§ **STATED PROBLEM**
Lines containing the word "JSON" are the ones to copy from the records below.

[Data items]

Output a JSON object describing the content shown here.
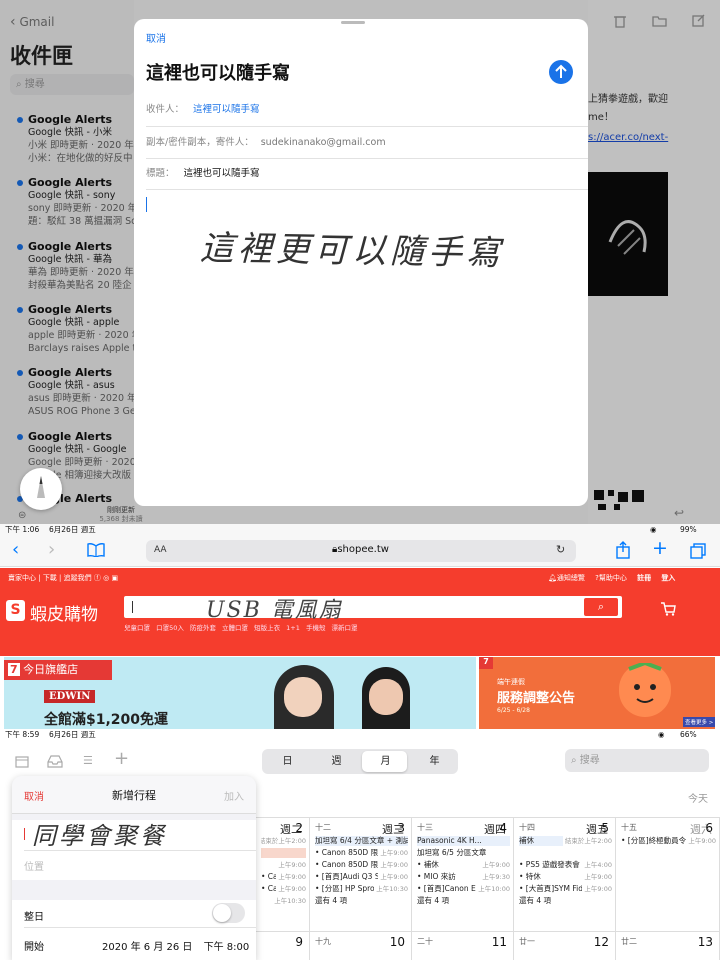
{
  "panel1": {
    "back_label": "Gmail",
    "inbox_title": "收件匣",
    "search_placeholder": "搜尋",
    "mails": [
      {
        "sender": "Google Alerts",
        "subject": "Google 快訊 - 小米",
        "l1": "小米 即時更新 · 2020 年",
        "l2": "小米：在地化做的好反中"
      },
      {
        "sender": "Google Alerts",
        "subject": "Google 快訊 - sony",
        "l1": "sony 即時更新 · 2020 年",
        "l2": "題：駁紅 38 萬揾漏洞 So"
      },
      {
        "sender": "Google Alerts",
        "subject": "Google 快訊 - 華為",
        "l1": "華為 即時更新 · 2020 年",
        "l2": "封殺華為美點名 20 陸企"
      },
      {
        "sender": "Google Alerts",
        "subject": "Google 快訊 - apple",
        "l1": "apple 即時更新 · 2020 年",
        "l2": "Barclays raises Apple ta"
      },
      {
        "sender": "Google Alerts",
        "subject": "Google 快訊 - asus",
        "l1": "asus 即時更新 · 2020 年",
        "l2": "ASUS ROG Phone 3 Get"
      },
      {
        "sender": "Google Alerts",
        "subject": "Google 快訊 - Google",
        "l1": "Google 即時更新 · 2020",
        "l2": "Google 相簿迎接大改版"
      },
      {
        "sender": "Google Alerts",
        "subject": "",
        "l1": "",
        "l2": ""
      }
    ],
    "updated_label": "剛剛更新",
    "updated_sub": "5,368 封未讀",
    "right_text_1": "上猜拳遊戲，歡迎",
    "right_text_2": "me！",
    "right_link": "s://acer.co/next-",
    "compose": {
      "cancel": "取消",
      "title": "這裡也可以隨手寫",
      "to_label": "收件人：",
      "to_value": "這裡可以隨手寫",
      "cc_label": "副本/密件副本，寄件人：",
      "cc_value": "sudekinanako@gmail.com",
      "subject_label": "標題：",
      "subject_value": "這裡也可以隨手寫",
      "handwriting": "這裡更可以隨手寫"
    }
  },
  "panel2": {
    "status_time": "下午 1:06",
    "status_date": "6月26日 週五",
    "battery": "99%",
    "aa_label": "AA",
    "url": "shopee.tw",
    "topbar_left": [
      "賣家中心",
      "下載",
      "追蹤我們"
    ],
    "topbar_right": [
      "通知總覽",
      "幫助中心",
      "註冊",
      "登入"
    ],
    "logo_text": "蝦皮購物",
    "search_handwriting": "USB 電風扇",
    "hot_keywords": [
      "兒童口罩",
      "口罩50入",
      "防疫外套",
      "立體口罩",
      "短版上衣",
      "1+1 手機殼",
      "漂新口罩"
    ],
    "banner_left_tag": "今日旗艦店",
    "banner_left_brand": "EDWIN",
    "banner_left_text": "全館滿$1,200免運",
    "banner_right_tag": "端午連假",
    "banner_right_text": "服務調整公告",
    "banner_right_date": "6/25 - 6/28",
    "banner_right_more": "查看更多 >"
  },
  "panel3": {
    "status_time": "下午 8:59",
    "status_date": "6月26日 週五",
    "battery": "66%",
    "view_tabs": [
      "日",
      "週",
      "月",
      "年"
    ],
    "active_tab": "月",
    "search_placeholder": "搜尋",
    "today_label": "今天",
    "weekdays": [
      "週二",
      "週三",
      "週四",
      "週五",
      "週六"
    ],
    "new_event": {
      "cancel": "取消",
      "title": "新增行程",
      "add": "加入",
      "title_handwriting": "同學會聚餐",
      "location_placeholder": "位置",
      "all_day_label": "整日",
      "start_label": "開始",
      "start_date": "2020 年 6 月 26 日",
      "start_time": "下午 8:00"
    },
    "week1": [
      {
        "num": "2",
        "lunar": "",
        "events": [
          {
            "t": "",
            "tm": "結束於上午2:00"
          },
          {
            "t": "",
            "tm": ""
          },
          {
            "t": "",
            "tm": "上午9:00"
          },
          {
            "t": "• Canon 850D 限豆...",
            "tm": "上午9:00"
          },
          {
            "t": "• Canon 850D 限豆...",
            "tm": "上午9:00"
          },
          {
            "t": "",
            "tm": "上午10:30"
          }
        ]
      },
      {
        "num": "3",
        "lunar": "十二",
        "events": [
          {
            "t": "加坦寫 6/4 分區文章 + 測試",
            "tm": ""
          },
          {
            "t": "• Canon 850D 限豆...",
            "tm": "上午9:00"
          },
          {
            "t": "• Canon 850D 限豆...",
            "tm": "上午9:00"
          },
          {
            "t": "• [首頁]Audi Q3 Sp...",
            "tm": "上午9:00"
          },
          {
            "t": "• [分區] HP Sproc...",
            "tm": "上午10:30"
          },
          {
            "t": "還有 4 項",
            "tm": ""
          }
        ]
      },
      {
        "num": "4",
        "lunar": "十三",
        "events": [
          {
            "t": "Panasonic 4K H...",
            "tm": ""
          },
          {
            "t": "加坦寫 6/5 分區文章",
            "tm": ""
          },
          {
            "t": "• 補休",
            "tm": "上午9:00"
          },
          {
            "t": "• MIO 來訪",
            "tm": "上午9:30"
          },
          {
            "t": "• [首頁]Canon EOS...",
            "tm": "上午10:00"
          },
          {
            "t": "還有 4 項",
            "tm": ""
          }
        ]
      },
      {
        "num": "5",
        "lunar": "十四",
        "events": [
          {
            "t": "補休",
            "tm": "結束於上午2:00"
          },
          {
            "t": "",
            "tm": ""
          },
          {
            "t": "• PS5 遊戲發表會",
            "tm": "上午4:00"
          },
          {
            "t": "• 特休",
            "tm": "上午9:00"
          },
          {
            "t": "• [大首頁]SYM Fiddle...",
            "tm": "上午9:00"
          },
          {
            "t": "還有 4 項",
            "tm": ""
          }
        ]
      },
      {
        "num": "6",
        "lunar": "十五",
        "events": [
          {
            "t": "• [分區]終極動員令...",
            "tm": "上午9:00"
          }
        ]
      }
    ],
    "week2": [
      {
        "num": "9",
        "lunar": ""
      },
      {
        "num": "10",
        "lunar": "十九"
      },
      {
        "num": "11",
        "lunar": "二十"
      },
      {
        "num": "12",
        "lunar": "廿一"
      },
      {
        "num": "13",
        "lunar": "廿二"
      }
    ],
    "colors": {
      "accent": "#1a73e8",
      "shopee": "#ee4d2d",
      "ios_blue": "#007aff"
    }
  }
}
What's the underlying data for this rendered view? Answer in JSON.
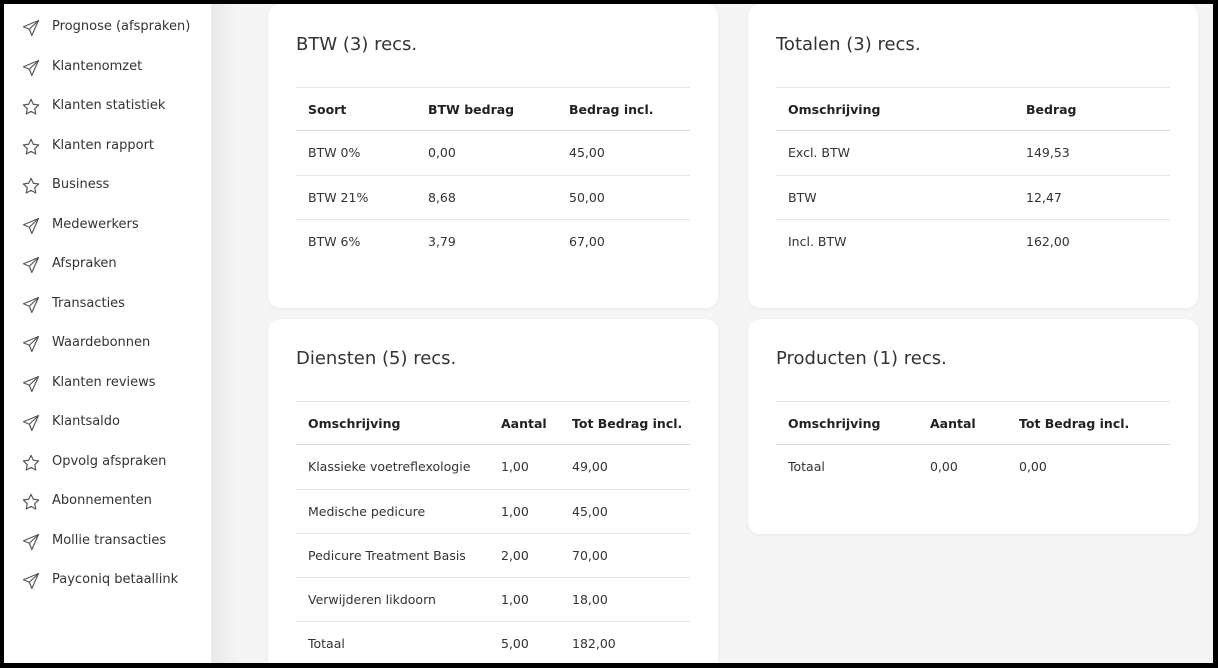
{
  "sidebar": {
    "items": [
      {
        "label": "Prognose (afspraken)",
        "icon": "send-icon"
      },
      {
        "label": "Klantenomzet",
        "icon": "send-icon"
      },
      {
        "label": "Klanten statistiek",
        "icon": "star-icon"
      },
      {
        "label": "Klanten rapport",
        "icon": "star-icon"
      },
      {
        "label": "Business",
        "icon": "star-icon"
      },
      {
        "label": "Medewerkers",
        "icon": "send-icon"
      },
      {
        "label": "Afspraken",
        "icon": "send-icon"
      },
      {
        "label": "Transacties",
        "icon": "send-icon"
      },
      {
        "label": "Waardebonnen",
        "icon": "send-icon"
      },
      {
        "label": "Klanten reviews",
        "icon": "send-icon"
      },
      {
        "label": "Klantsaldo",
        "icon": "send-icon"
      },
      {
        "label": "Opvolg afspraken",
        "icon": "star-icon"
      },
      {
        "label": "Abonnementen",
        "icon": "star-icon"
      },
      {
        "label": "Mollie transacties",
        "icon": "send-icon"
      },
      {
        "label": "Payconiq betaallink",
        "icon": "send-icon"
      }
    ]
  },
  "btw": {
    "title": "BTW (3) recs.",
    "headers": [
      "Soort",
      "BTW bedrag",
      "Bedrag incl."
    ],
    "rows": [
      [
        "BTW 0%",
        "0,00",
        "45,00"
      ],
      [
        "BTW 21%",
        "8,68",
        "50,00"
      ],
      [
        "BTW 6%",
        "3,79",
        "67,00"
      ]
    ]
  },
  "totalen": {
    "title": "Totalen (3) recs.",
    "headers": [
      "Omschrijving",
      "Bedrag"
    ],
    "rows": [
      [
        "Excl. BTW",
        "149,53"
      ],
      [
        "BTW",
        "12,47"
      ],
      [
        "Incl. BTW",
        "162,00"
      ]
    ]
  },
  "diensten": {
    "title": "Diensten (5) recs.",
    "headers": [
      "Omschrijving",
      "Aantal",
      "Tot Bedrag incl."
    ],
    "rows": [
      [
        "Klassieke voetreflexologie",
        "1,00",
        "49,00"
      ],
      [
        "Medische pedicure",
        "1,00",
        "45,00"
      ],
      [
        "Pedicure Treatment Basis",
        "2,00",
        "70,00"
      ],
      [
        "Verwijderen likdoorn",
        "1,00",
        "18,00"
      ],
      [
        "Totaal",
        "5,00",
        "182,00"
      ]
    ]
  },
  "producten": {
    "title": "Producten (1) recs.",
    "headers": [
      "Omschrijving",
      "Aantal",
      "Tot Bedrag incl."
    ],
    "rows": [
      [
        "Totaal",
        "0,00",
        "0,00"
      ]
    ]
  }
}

§ **TASK ANSWER**
Output a JSON object describing the content shown here.
What's the underlying data for this rendered view? Answer in JSON.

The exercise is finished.